• To do: Determine how many lines in these records hold "Nicht". Only the number is wanted.
-- begin Raw data --
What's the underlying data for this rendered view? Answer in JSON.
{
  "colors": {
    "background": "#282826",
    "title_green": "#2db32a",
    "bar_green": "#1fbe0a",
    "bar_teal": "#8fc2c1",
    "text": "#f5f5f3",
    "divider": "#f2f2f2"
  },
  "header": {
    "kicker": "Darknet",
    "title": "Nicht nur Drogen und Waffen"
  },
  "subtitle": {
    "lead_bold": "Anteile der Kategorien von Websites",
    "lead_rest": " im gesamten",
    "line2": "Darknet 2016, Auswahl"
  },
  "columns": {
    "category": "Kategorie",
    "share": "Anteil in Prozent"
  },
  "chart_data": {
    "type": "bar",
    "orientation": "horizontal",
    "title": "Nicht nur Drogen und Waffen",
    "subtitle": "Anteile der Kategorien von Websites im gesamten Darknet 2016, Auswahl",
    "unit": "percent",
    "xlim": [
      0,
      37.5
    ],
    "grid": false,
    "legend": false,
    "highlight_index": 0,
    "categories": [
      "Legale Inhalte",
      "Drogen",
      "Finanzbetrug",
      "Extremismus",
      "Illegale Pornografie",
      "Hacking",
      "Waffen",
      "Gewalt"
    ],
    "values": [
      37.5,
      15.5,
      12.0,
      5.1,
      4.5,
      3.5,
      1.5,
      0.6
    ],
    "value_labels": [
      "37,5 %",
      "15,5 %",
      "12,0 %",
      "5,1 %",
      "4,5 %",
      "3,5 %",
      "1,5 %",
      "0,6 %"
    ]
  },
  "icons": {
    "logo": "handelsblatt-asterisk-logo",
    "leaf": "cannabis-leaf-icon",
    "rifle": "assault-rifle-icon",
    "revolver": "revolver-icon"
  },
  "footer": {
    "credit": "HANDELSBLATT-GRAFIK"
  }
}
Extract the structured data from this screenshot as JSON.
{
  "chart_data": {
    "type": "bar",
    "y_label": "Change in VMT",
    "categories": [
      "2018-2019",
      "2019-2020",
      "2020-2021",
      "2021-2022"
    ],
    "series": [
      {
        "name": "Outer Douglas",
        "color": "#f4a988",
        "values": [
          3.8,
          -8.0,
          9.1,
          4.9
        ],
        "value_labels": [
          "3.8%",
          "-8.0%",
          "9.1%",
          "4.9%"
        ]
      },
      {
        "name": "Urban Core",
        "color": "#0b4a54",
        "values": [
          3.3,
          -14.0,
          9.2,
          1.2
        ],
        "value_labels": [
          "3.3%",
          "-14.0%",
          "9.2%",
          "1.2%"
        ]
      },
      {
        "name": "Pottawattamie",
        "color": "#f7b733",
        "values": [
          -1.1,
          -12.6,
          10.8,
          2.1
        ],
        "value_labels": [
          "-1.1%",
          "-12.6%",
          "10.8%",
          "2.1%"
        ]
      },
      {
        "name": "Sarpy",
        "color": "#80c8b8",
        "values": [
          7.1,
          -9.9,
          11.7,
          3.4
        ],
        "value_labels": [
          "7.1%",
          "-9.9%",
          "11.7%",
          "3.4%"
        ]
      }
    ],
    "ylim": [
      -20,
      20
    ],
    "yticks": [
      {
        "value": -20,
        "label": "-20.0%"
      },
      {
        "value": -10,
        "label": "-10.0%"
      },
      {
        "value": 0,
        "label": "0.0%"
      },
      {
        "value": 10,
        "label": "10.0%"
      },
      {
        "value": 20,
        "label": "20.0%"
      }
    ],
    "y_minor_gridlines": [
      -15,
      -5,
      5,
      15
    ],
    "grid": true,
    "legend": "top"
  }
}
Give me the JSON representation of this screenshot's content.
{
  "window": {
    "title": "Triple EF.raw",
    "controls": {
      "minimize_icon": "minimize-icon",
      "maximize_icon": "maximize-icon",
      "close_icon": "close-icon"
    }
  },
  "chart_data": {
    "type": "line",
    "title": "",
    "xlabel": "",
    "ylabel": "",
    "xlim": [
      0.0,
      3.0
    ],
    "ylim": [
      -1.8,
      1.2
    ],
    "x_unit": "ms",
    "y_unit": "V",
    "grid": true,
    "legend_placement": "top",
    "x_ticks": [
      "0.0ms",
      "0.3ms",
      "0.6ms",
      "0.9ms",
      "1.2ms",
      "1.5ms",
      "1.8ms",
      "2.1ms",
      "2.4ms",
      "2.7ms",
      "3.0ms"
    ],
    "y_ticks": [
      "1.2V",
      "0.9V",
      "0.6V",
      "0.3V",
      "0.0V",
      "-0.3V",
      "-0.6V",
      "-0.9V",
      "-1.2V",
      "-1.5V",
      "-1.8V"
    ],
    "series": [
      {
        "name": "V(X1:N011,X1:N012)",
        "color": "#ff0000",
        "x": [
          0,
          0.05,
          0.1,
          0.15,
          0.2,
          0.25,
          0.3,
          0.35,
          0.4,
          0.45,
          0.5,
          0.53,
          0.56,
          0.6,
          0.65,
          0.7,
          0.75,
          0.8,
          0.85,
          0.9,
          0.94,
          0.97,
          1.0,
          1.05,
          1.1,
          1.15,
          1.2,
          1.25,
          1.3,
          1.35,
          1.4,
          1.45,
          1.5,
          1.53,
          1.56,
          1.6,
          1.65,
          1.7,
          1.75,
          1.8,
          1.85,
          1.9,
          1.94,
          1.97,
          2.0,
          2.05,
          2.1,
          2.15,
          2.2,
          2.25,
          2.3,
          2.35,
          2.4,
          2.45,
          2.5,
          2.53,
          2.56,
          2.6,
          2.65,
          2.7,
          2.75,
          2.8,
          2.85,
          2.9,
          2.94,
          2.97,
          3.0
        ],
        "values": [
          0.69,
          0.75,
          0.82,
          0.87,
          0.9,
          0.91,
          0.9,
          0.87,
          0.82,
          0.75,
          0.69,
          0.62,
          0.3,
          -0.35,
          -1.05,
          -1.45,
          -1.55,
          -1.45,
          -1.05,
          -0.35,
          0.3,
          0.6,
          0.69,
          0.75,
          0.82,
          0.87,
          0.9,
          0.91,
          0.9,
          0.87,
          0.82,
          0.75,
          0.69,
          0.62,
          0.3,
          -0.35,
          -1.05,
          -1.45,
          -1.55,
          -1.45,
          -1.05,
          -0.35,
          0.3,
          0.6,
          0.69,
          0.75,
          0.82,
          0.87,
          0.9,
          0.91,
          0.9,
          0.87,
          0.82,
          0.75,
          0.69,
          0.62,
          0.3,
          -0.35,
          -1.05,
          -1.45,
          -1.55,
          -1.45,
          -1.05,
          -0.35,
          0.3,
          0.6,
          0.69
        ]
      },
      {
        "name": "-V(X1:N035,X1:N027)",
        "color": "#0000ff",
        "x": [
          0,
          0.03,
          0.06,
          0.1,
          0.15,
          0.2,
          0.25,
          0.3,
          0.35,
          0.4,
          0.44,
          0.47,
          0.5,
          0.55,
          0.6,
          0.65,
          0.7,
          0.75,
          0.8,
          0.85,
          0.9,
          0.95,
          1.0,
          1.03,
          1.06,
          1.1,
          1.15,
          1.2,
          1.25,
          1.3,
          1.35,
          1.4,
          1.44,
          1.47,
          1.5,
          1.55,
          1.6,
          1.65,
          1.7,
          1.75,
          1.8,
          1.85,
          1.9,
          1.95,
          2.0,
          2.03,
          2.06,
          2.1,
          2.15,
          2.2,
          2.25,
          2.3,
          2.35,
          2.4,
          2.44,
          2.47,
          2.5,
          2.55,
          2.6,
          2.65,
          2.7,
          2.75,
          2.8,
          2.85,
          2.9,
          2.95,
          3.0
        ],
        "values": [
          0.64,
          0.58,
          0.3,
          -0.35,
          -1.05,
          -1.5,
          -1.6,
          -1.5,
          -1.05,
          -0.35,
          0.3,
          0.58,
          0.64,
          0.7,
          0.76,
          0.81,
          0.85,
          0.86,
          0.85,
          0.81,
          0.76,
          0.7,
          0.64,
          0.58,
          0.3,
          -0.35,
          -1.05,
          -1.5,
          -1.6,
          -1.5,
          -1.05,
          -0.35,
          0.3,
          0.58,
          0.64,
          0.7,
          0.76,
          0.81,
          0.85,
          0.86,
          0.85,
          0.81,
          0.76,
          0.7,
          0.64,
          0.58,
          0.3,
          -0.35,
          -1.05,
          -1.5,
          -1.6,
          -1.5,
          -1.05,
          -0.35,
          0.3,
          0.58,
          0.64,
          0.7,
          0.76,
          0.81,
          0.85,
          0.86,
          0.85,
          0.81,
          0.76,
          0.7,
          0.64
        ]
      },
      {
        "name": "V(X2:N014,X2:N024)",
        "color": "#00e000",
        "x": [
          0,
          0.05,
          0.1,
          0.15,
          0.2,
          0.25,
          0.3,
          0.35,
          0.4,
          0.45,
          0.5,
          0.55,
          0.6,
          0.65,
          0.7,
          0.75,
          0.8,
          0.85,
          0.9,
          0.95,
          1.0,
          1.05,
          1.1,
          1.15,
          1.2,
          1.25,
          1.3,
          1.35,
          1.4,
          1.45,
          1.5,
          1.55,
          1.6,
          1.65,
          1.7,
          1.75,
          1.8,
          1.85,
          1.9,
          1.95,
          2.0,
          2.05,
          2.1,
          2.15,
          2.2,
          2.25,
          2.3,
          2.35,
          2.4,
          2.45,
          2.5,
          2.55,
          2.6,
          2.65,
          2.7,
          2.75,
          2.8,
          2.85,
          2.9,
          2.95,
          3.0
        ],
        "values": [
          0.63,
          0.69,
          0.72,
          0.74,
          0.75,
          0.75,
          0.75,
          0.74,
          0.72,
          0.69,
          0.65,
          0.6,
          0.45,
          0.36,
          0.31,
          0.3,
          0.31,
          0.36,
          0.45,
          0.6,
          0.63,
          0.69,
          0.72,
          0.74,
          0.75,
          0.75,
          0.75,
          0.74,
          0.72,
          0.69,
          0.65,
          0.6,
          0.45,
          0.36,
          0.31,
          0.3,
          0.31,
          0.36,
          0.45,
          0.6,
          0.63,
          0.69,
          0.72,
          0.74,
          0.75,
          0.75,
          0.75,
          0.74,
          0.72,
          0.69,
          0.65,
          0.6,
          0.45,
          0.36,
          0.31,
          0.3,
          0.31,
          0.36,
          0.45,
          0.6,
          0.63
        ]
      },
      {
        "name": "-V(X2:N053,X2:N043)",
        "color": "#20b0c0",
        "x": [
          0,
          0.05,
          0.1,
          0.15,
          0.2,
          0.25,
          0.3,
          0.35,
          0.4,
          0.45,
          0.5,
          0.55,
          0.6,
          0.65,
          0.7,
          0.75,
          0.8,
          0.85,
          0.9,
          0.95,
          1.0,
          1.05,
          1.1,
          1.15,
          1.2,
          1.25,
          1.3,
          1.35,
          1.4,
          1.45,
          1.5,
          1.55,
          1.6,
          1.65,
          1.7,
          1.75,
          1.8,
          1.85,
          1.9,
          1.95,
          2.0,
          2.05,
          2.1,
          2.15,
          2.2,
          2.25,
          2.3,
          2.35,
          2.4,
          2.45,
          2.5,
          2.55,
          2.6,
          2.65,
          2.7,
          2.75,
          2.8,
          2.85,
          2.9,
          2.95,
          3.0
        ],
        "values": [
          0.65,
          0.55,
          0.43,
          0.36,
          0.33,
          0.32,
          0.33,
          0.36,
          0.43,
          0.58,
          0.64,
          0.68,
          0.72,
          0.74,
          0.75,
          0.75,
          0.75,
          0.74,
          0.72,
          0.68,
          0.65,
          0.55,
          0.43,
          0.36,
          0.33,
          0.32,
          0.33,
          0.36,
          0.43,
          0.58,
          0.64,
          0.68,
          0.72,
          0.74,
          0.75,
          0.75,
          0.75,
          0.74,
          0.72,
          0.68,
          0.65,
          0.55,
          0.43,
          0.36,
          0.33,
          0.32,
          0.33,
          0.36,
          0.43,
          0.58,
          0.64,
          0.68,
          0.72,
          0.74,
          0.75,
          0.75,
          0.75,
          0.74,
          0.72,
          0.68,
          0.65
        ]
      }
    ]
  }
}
-- end Raw data --
• Output for this exercise: 2